==== Records to process

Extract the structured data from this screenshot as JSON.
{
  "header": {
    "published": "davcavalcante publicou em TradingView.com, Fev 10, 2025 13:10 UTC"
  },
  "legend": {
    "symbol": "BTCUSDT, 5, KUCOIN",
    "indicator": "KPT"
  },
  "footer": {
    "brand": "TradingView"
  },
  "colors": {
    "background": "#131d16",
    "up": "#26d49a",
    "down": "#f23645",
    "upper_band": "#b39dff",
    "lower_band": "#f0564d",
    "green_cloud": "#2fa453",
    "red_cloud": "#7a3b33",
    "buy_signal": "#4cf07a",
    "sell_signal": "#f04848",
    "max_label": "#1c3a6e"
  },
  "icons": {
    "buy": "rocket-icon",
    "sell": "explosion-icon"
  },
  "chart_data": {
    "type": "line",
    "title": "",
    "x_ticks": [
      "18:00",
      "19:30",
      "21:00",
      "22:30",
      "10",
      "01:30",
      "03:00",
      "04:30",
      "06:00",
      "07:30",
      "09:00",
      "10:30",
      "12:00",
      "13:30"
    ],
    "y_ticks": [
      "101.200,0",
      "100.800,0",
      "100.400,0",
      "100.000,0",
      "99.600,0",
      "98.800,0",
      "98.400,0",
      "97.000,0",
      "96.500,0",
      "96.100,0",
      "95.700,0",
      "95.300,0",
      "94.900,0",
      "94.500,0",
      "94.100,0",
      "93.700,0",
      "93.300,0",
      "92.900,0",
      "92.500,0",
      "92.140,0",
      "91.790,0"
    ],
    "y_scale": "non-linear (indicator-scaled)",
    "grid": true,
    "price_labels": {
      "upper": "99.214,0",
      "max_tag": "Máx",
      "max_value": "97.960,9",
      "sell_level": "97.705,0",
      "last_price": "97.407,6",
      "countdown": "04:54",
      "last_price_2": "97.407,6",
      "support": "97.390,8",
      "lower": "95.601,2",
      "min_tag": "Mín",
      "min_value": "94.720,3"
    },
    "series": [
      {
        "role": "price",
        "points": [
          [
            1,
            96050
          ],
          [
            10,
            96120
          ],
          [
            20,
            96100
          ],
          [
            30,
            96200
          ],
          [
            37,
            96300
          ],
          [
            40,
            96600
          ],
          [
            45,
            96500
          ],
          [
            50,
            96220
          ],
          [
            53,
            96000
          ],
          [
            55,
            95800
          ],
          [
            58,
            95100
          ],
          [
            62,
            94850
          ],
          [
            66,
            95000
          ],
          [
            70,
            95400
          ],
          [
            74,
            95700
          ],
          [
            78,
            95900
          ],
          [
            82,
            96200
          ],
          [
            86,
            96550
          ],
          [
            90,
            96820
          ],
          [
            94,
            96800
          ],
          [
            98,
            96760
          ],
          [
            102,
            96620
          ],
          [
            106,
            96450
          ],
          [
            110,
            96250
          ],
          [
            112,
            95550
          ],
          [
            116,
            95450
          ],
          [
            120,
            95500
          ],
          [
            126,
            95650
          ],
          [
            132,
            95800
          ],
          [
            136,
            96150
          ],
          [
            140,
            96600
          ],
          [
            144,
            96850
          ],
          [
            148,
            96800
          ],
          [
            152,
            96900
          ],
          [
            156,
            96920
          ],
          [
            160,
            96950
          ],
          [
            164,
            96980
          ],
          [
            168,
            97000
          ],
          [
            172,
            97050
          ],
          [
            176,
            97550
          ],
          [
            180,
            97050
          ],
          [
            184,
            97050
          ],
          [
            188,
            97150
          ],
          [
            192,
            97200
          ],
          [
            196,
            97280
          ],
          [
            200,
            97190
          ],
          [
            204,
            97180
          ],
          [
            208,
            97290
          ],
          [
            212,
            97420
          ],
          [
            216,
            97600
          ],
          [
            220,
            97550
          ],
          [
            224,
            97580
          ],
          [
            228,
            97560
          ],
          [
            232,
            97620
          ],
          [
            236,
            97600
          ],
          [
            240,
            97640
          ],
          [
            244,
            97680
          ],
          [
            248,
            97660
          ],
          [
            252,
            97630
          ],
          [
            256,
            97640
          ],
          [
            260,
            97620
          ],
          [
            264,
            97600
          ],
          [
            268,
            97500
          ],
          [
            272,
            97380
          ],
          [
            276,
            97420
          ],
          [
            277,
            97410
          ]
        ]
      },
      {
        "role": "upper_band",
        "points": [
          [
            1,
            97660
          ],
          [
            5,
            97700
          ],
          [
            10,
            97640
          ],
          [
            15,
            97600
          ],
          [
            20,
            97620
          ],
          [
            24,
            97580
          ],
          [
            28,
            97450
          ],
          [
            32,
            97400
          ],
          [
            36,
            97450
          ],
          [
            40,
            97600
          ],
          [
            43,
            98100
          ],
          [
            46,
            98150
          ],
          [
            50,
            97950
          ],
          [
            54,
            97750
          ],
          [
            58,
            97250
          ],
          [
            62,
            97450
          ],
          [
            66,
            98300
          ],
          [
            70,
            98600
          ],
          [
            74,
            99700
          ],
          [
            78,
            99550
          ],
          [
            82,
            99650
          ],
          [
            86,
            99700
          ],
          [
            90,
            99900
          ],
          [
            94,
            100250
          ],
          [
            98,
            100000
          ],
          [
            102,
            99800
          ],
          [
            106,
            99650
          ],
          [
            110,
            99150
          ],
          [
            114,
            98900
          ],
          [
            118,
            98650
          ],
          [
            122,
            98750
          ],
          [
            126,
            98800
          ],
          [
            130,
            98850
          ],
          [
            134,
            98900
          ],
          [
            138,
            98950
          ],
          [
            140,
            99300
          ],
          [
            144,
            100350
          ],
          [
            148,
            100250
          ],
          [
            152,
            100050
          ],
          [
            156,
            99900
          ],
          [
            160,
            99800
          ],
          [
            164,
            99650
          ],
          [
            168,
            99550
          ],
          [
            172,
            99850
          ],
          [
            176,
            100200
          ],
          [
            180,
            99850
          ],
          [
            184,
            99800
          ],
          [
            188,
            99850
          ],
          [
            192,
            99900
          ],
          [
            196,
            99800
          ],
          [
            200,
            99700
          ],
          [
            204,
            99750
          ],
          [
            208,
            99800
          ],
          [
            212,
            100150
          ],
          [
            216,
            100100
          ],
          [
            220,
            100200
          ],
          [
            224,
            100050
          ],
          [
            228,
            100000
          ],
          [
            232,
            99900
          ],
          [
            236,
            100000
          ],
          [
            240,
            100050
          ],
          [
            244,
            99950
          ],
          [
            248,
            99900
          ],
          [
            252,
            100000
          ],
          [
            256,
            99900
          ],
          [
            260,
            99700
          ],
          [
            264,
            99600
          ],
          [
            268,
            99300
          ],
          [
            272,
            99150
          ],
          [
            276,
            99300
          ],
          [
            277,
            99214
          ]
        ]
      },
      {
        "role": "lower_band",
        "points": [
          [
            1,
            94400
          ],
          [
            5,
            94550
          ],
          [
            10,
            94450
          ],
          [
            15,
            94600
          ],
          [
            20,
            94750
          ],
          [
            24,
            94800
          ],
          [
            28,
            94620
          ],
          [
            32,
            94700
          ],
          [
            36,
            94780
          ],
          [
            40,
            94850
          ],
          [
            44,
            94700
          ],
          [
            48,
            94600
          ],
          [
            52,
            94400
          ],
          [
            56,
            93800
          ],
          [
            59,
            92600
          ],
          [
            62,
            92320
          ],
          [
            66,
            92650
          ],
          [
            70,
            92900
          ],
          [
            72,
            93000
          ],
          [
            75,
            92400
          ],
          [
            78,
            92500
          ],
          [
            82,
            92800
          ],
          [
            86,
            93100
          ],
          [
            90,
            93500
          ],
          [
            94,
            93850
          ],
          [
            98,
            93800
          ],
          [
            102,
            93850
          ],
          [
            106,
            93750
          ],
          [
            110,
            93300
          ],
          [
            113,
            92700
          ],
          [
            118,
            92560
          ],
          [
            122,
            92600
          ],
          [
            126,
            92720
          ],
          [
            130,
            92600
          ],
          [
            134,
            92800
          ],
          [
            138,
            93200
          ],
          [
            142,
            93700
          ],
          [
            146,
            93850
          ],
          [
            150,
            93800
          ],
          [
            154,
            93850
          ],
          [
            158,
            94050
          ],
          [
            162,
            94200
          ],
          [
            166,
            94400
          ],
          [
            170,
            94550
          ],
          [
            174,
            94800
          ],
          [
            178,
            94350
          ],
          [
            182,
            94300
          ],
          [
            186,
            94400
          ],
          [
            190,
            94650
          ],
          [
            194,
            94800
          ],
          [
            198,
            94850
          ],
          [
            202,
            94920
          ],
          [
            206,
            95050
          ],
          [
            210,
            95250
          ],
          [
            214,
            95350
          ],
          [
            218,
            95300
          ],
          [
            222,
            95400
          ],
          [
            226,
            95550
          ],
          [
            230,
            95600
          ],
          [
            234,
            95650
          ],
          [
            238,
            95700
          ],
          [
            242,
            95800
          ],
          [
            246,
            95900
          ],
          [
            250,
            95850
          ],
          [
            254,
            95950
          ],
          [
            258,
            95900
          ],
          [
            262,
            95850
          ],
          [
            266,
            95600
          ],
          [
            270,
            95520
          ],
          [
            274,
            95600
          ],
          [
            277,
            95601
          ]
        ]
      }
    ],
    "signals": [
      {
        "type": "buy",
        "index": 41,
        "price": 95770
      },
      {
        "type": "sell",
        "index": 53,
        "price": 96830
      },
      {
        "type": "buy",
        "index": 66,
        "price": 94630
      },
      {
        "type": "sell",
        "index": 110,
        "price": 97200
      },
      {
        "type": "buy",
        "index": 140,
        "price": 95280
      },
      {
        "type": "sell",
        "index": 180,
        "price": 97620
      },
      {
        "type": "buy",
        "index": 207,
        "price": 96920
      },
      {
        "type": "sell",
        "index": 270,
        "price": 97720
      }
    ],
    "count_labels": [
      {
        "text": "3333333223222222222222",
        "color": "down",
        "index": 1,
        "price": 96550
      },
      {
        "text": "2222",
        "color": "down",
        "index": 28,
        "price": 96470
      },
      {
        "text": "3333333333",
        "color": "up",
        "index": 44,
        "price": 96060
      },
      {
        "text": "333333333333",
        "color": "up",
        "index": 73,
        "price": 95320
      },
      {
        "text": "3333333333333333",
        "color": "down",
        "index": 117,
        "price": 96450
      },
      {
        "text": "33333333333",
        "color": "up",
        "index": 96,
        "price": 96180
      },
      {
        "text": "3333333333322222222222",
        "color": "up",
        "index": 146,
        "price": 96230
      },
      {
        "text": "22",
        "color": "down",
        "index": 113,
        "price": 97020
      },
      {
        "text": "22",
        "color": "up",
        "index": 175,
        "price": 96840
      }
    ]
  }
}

========

Exercise goal
Where a line in the material above holds "text", copy that line.

The completed task
        "text": "3333333223222222222222",
        "text": "2222",
        "text": "3333333333",
        "text": "333333333333",
        "text": "3333333333333333",
        "text": "33333333333",
        "text": "3333333333322222222222",
        "text": "22",
        "text": "22",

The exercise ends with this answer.